About this task
Every record shown here must be duplicated without change.

Stored items
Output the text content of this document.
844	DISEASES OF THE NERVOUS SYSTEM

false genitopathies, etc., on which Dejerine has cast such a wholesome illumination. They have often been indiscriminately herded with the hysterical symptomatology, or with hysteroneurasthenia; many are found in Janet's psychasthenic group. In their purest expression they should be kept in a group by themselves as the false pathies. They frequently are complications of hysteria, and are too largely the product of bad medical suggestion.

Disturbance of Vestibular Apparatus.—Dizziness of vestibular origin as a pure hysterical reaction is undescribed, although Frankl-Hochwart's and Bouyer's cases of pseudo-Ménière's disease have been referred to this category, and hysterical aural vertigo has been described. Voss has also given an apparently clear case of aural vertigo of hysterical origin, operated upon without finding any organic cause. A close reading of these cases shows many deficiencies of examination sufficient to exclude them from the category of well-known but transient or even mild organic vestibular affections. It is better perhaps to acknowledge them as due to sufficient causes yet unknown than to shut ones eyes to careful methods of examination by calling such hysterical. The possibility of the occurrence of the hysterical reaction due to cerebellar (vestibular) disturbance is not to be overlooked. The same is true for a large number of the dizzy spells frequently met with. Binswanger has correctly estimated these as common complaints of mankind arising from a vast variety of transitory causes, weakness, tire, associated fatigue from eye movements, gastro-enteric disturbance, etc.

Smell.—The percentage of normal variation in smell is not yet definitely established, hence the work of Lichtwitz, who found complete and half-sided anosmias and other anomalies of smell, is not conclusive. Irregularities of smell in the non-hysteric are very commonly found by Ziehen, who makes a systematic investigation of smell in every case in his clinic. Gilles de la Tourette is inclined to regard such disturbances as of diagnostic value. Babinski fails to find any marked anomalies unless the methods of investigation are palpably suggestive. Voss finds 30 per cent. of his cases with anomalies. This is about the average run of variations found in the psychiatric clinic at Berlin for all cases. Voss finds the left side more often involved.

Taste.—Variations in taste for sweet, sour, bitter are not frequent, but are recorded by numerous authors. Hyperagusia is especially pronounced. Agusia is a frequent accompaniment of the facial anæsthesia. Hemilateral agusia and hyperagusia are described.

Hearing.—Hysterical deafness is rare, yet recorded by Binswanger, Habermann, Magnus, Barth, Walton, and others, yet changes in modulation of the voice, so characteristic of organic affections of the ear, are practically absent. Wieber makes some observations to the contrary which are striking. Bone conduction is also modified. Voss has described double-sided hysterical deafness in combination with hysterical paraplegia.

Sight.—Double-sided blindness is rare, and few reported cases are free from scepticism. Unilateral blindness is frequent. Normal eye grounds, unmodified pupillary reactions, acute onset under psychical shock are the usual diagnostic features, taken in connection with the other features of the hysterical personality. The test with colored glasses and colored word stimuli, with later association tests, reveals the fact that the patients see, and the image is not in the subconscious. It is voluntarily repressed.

Solution to the exercise
Output the text content of this document.
844	DISEASES OF THE NERVOUS SYSTEM

false genitopathies, etc., on which Dejerine has cast such a wholesome illumination. They have often been indiscriminately herded with the hysterical symptomatology, or with hysteroneurasthenia; many are found in Janet's psychasthenic group. In their purest expression they should be kept in a group by themselves as the false pathies. They frequently are complications of hysteria, and are too largely the product of bad medical suggestion.

Disturbance of Vestibular Apparatus.—Dizziness of vestibular origin as a pure hysterical reaction is undescribed, although Frankl-Hochwart's and Bouyer's cases of pseudo-Ménière's disease have been referred to this category, and hysterical aural vertigo has been described. Voss has also given an apparently clear case of aural vertigo of hysterical origin, operated upon without finding any organic cause. A close reading of these cases shows many deficiencies of examination sufficient to exclude them from the category of well-known but transient or even mild organic vestibular affections. It is better perhaps to acknowledge them as due to sufficient causes yet unknown than to shut ones eyes to careful methods of examination by calling such hysterical. The possibility of the occurrence of the hysterical reaction due to cerebellar (vestibular) disturbance is not to be overlooked. The same is true for a large number of the dizzy spells frequently met with. Binswanger has correctly estimated these as common complaints of mankind arising from a vast variety of transitory causes, weakness, tire, associated fatigue from eye movements, gastro-enteric disturbance, etc.

Smell.—The percentage of normal variation in smell is not yet definitely established, hence the work of Lichtwitz, who found complete and half-sided anosmias and other anomalies of smell, is not conclusive. Irregularities of smell in the non-hysteric are very commonly found by Ziehen, who makes a systematic investigation of smell in every case in his clinic. Gilles de la Tourette is inclined to regard such disturbances as of diagnostic value. Babinski fails to find any marked anomalies unless the methods of investigation are palpably suggestive. Voss finds 30 per cent. of his cases with anomalies. This is about the average run of variations found in the psychiatric clinic at Berlin for all cases. Voss finds the left side more often involved.

Taste.—Variations in taste for sweet, sour, bitter are not frequent, but are recorded by numerous authors. Hyperagusia is especially pronounced. Agusia is a frequent accompaniment of the facial anæsthesia. Hemilateral agusia and hyperagusia are described.

Hearing.—Hysterical deafness is rare, yet recorded by Binswanger, Habermann, Magnus, Barth, Walton, and others, yet changes in modulation of the voice, so characteristic of organic affections of the ear, are practically absent. Wieber makes some observations to the contrary which are striking. Bone conduction is also modified. Voss has described double-sided hysterical deafness in combination with hysterical paraplegia.

Sight.—Double-sided blindness is rare, and few reported cases are free from scepticism. Unilateral blindness is frequent. Normal eye grounds, unmodified pupillary reactions, acute onset under psychical shock are the usual diagnostic features, taken in connection with the other features of the hysterical personality. The test with colored glasses and colored word stimuli, with later association tests, reveals the fact that the patients see, and the image is not in the subconscious. It is voluntarily repressed.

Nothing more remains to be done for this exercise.